"""

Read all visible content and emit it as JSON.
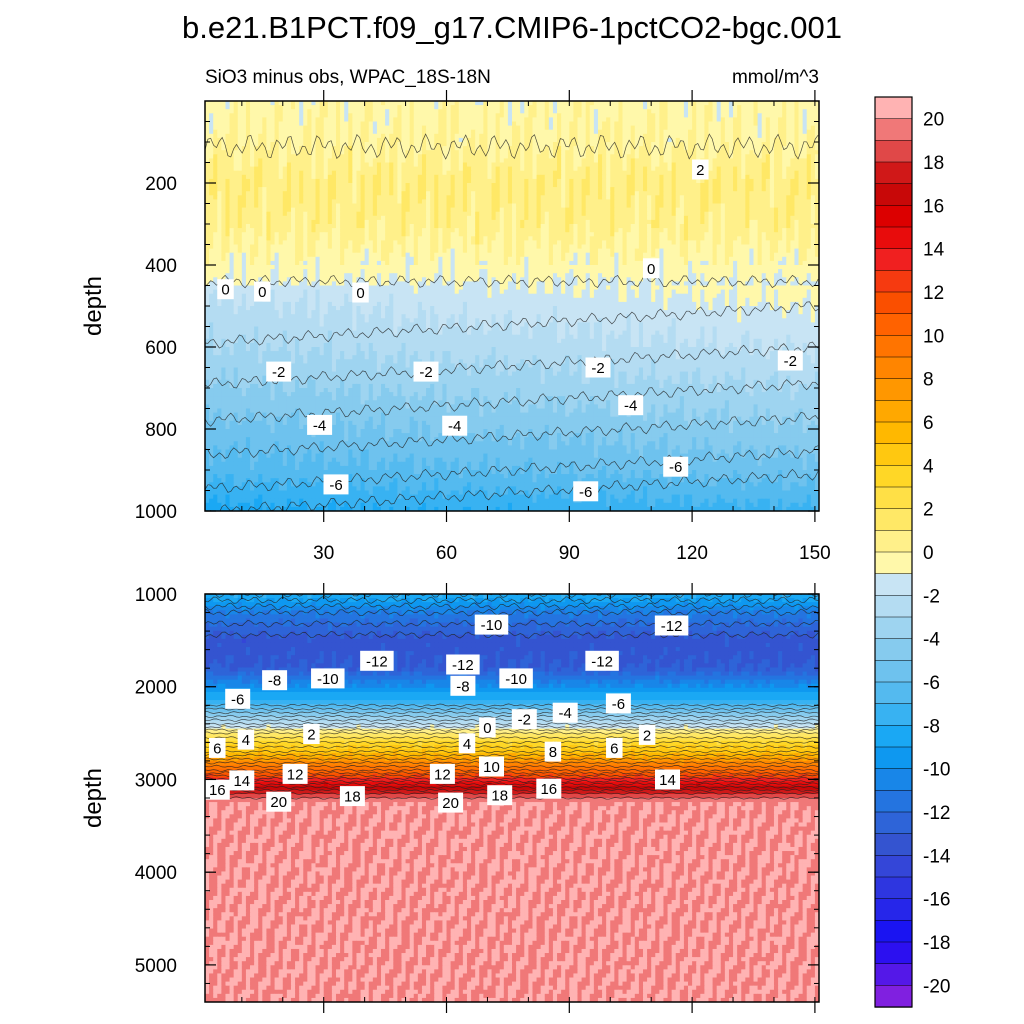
{
  "title": "b.e21.B1PCT.f09_g17.CMIP6-1pctCO2-bgc.001",
  "chart_data": [
    {
      "type": "contour",
      "name": "upper-panel",
      "left_label": "SiO3 minus obs, WPAC_18S-18N",
      "right_label": "mmol/m^3",
      "ylabel": "depth",
      "x_range": [
        1,
        151
      ],
      "y_range": [
        0,
        1000
      ],
      "y_reversed": true,
      "x_ticks": [
        30,
        60,
        90,
        120,
        150
      ],
      "y_ticks": [
        200,
        400,
        600,
        800,
        1000
      ],
      "profile": [
        {
          "depth": 0,
          "value": 0.6
        },
        {
          "depth": 100,
          "value": 0.9
        },
        {
          "depth": 200,
          "value": 1.8
        },
        {
          "depth": 300,
          "value": 1.5
        },
        {
          "depth": 400,
          "value": 0.4
        },
        {
          "depth": 500,
          "value": -0.6
        },
        {
          "depth": 600,
          "value": -1.5
        },
        {
          "depth": 700,
          "value": -2.6
        },
        {
          "depth": 800,
          "value": -3.8
        },
        {
          "depth": 900,
          "value": -5.0
        },
        {
          "depth": 1000,
          "value": -6.8
        }
      ],
      "contour_labels": [
        {
          "x": 122,
          "y": 167,
          "text": "2"
        },
        {
          "x": 110,
          "y": 408,
          "text": "0"
        },
        {
          "x": 6,
          "y": 459,
          "text": "0"
        },
        {
          "x": 15,
          "y": 465,
          "text": "0"
        },
        {
          "x": 39,
          "y": 467,
          "text": "0"
        },
        {
          "x": 19,
          "y": 660,
          "text": "-2"
        },
        {
          "x": 55,
          "y": 660,
          "text": "-2"
        },
        {
          "x": 97,
          "y": 650,
          "text": "-2"
        },
        {
          "x": 144,
          "y": 633,
          "text": "-2"
        },
        {
          "x": 29,
          "y": 790,
          "text": "-4"
        },
        {
          "x": 62,
          "y": 792,
          "text": "-4"
        },
        {
          "x": 105,
          "y": 742,
          "text": "-4"
        },
        {
          "x": 116,
          "y": 892,
          "text": "-6"
        },
        {
          "x": 33,
          "y": 935,
          "text": "-6"
        },
        {
          "x": 94,
          "y": 952,
          "text": "-6"
        }
      ]
    },
    {
      "type": "contour",
      "name": "lower-panel",
      "ylabel": "depth",
      "x_range": [
        1,
        151
      ],
      "y_range": [
        1000,
        5400
      ],
      "y_reversed": true,
      "y_ticks": [
        1000,
        2000,
        3000,
        4000,
        5000
      ],
      "profile": [
        {
          "depth": 1000,
          "value": -7
        },
        {
          "depth": 1200,
          "value": -10
        },
        {
          "depth": 1500,
          "value": -12.5
        },
        {
          "depth": 1800,
          "value": -12
        },
        {
          "depth": 2000,
          "value": -9
        },
        {
          "depth": 2200,
          "value": -6
        },
        {
          "depth": 2400,
          "value": -1
        },
        {
          "depth": 2500,
          "value": 2
        },
        {
          "depth": 2700,
          "value": 6
        },
        {
          "depth": 2900,
          "value": 11
        },
        {
          "depth": 3050,
          "value": 16
        },
        {
          "depth": 3150,
          "value": 19
        },
        {
          "depth": 3250,
          "value": 21
        },
        {
          "depth": 5400,
          "value": 21
        }
      ],
      "contour_labels": [
        {
          "x": 43,
          "y": 1720,
          "text": "-12"
        },
        {
          "x": 64,
          "y": 1760,
          "text": "-12"
        },
        {
          "x": 71,
          "y": 1330,
          "text": "-10"
        },
        {
          "x": 115,
          "y": 1340,
          "text": "-12"
        },
        {
          "x": 98,
          "y": 1720,
          "text": "-12"
        },
        {
          "x": 18,
          "y": 1930,
          "text": "-8"
        },
        {
          "x": 31,
          "y": 1910,
          "text": "-10"
        },
        {
          "x": 64,
          "y": 1990,
          "text": "-8"
        },
        {
          "x": 77,
          "y": 1910,
          "text": "-10"
        },
        {
          "x": 9,
          "y": 2130,
          "text": "-6"
        },
        {
          "x": 102,
          "y": 2180,
          "text": "-6"
        },
        {
          "x": 79,
          "y": 2350,
          "text": "-2"
        },
        {
          "x": 89,
          "y": 2280,
          "text": "-4"
        },
        {
          "x": 70,
          "y": 2440,
          "text": "0"
        },
        {
          "x": 4,
          "y": 2660,
          "text": "6"
        },
        {
          "x": 11,
          "y": 2570,
          "text": "4"
        },
        {
          "x": 27,
          "y": 2510,
          "text": "2"
        },
        {
          "x": 65,
          "y": 2610,
          "text": "4"
        },
        {
          "x": 86,
          "y": 2700,
          "text": "8"
        },
        {
          "x": 71,
          "y": 2860,
          "text": "10"
        },
        {
          "x": 101,
          "y": 2660,
          "text": "6"
        },
        {
          "x": 109,
          "y": 2520,
          "text": "2"
        },
        {
          "x": 23,
          "y": 2940,
          "text": "12"
        },
        {
          "x": 59,
          "y": 2940,
          "text": "12"
        },
        {
          "x": 10,
          "y": 3010,
          "text": "14"
        },
        {
          "x": 114,
          "y": 3000,
          "text": "14"
        },
        {
          "x": 4,
          "y": 3110,
          "text": "16"
        },
        {
          "x": 85,
          "y": 3100,
          "text": "16"
        },
        {
          "x": 19,
          "y": 3240,
          "text": "20"
        },
        {
          "x": 37,
          "y": 3180,
          "text": "18"
        },
        {
          "x": 61,
          "y": 3250,
          "text": "20"
        },
        {
          "x": 73,
          "y": 3170,
          "text": "18"
        }
      ]
    }
  ],
  "colorbar": {
    "tick_labels": [
      "20",
      "18",
      "16",
      "14",
      "12",
      "10",
      "8",
      "6",
      "4",
      "2",
      "0",
      "-2",
      "-4",
      "-6",
      "-8",
      "-10",
      "-12",
      "-14",
      "-16",
      "-18",
      "-20"
    ],
    "levels_top_to_bottom": [
      21,
      20,
      19,
      18,
      17,
      16,
      15,
      14,
      13,
      12,
      11,
      10,
      9,
      8,
      7,
      6,
      5,
      4,
      3,
      2,
      1,
      0,
      -1,
      -2,
      -3,
      -4,
      -5,
      -6,
      -7,
      -8,
      -9,
      -10,
      -11,
      -12,
      -13,
      -14,
      -15,
      -16,
      -17,
      -18,
      -19,
      -20
    ],
    "colors_top_to_bottom": [
      "#ffb3b3",
      "#f07878",
      "#e04848",
      "#d01818",
      "#c80808",
      "#dc0000",
      "#e80c0c",
      "#f02020",
      "#f63a10",
      "#fa4f00",
      "#ff6200",
      "#ff7400",
      "#ff8500",
      "#ff9700",
      "#ffa800",
      "#ffb800",
      "#ffc810",
      "#ffd726",
      "#ffe046",
      "#ffe866",
      "#fff08a",
      "#fff8aa",
      "#c8e4f4",
      "#b4dcf2",
      "#9ed4f0",
      "#86cbee",
      "#6ec2ee",
      "#54baef",
      "#38b2f2",
      "#1aa8f4",
      "#0e98f0",
      "#1886e8",
      "#2474e0",
      "#2e64d8",
      "#3454d0",
      "#3446d8",
      "#2e36e0",
      "#2626ea",
      "#1a14f2",
      "#2c10f0",
      "#5418e8",
      "#8020e0"
    ]
  }
}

"""

→ **Aim**: Keep the pictures out and write out the records exactly.

→ **Output for this task**:
Read all visible content and emit it as JSON.
{
  "title": "b.e21.B1PCT.f09_g17.CMIP6-1pctCO2-bgc.001",
  "chart_data": [
    {
      "type": "contour",
      "name": "upper-panel",
      "left_label": "SiO3 minus obs, WPAC_18S-18N",
      "right_label": "mmol/m^3",
      "ylabel": "depth",
      "x_range": [
        1,
        151
      ],
      "y_range": [
        0,
        1000
      ],
      "y_reversed": true,
      "x_ticks": [
        30,
        60,
        90,
        120,
        150
      ],
      "y_ticks": [
        200,
        400,
        600,
        800,
        1000
      ],
      "profile": [
        {
          "depth": 0,
          "value": 0.6
        },
        {
          "depth": 100,
          "value": 0.9
        },
        {
          "depth": 200,
          "value": 1.8
        },
        {
          "depth": 300,
          "value": 1.5
        },
        {
          "depth": 400,
          "value": 0.4
        },
        {
          "depth": 500,
          "value": -0.6
        },
        {
          "depth": 600,
          "value": -1.5
        },
        {
          "depth": 700,
          "value": -2.6
        },
        {
          "depth": 800,
          "value": -3.8
        },
        {
          "depth": 900,
          "value": -5.0
        },
        {
          "depth": 1000,
          "value": -6.8
        }
      ],
      "contour_labels": [
        {
          "x": 122,
          "y": 167,
          "text": "2"
        },
        {
          "x": 110,
          "y": 408,
          "text": "0"
        },
        {
          "x": 6,
          "y": 459,
          "text": "0"
        },
        {
          "x": 15,
          "y": 465,
          "text": "0"
        },
        {
          "x": 39,
          "y": 467,
          "text": "0"
        },
        {
          "x": 19,
          "y": 660,
          "text": "-2"
        },
        {
          "x": 55,
          "y": 660,
          "text": "-2"
        },
        {
          "x": 97,
          "y": 650,
          "text": "-2"
        },
        {
          "x": 144,
          "y": 633,
          "text": "-2"
        },
        {
          "x": 29,
          "y": 790,
          "text": "-4"
        },
        {
          "x": 62,
          "y": 792,
          "text": "-4"
        },
        {
          "x": 105,
          "y": 742,
          "text": "-4"
        },
        {
          "x": 116,
          "y": 892,
          "text": "-6"
        },
        {
          "x": 33,
          "y": 935,
          "text": "-6"
        },
        {
          "x": 94,
          "y": 952,
          "text": "-6"
        }
      ]
    },
    {
      "type": "contour",
      "name": "lower-panel",
      "ylabel": "depth",
      "x_range": [
        1,
        151
      ],
      "y_range": [
        1000,
        5400
      ],
      "y_reversed": true,
      "y_ticks": [
        1000,
        2000,
        3000,
        4000,
        5000
      ],
      "profile": [
        {
          "depth": 1000,
          "value": -7
        },
        {
          "depth": 1200,
          "value": -10
        },
        {
          "depth": 1500,
          "value": -12.5
        },
        {
          "depth": 1800,
          "value": -12
        },
        {
          "depth": 2000,
          "value": -9
        },
        {
          "depth": 2200,
          "value": -6
        },
        {
          "depth": 2400,
          "value": -1
        },
        {
          "depth": 2500,
          "value": 2
        },
        {
          "depth": 2700,
          "value": 6
        },
        {
          "depth": 2900,
          "value": 11
        },
        {
          "depth": 3050,
          "value": 16
        },
        {
          "depth": 3150,
          "value": 19
        },
        {
          "depth": 3250,
          "value": 21
        },
        {
          "depth": 5400,
          "value": 21
        }
      ],
      "contour_labels": [
        {
          "x": 43,
          "y": 1720,
          "text": "-12"
        },
        {
          "x": 64,
          "y": 1760,
          "text": "-12"
        },
        {
          "x": 71,
          "y": 1330,
          "text": "-10"
        },
        {
          "x": 115,
          "y": 1340,
          "text": "-12"
        },
        {
          "x": 98,
          "y": 1720,
          "text": "-12"
        },
        {
          "x": 18,
          "y": 1930,
          "text": "-8"
        },
        {
          "x": 31,
          "y": 1910,
          "text": "-10"
        },
        {
          "x": 64,
          "y": 1990,
          "text": "-8"
        },
        {
          "x": 77,
          "y": 1910,
          "text": "-10"
        },
        {
          "x": 9,
          "y": 2130,
          "text": "-6"
        },
        {
          "x": 102,
          "y": 2180,
          "text": "-6"
        },
        {
          "x": 79,
          "y": 2350,
          "text": "-2"
        },
        {
          "x": 89,
          "y": 2280,
          "text": "-4"
        },
        {
          "x": 70,
          "y": 2440,
          "text": "0"
        },
        {
          "x": 4,
          "y": 2660,
          "text": "6"
        },
        {
          "x": 11,
          "y": 2570,
          "text": "4"
        },
        {
          "x": 27,
          "y": 2510,
          "text": "2"
        },
        {
          "x": 65,
          "y": 2610,
          "text": "4"
        },
        {
          "x": 86,
          "y": 2700,
          "text": "8"
        },
        {
          "x": 71,
          "y": 2860,
          "text": "10"
        },
        {
          "x": 101,
          "y": 2660,
          "text": "6"
        },
        {
          "x": 109,
          "y": 2520,
          "text": "2"
        },
        {
          "x": 23,
          "y": 2940,
          "text": "12"
        },
        {
          "x": 59,
          "y": 2940,
          "text": "12"
        },
        {
          "x": 10,
          "y": 3010,
          "text": "14"
        },
        {
          "x": 114,
          "y": 3000,
          "text": "14"
        },
        {
          "x": 4,
          "y": 3110,
          "text": "16"
        },
        {
          "x": 85,
          "y": 3100,
          "text": "16"
        },
        {
          "x": 19,
          "y": 3240,
          "text": "20"
        },
        {
          "x": 37,
          "y": 3180,
          "text": "18"
        },
        {
          "x": 61,
          "y": 3250,
          "text": "20"
        },
        {
          "x": 73,
          "y": 3170,
          "text": "18"
        }
      ]
    }
  ],
  "colorbar": {
    "tick_labels": [
      "20",
      "18",
      "16",
      "14",
      "12",
      "10",
      "8",
      "6",
      "4",
      "2",
      "0",
      "-2",
      "-4",
      "-6",
      "-8",
      "-10",
      "-12",
      "-14",
      "-16",
      "-18",
      "-20"
    ],
    "levels_top_to_bottom": [
      21,
      20,
      19,
      18,
      17,
      16,
      15,
      14,
      13,
      12,
      11,
      10,
      9,
      8,
      7,
      6,
      5,
      4,
      3,
      2,
      1,
      0,
      -1,
      -2,
      -3,
      -4,
      -5,
      -6,
      -7,
      -8,
      -9,
      -10,
      -11,
      -12,
      -13,
      -14,
      -15,
      -16,
      -17,
      -18,
      -19,
      -20
    ],
    "colors_top_to_bottom": [
      "#ffb3b3",
      "#f07878",
      "#e04848",
      "#d01818",
      "#c80808",
      "#dc0000",
      "#e80c0c",
      "#f02020",
      "#f63a10",
      "#fa4f00",
      "#ff6200",
      "#ff7400",
      "#ff8500",
      "#ff9700",
      "#ffa800",
      "#ffb800",
      "#ffc810",
      "#ffd726",
      "#ffe046",
      "#ffe866",
      "#fff08a",
      "#fff8aa",
      "#c8e4f4",
      "#b4dcf2",
      "#9ed4f0",
      "#86cbee",
      "#6ec2ee",
      "#54baef",
      "#38b2f2",
      "#1aa8f4",
      "#0e98f0",
      "#1886e8",
      "#2474e0",
      "#2e64d8",
      "#3454d0",
      "#3446d8",
      "#2e36e0",
      "#2626ea",
      "#1a14f2",
      "#2c10f0",
      "#5418e8",
      "#8020e0"
    ]
  }
}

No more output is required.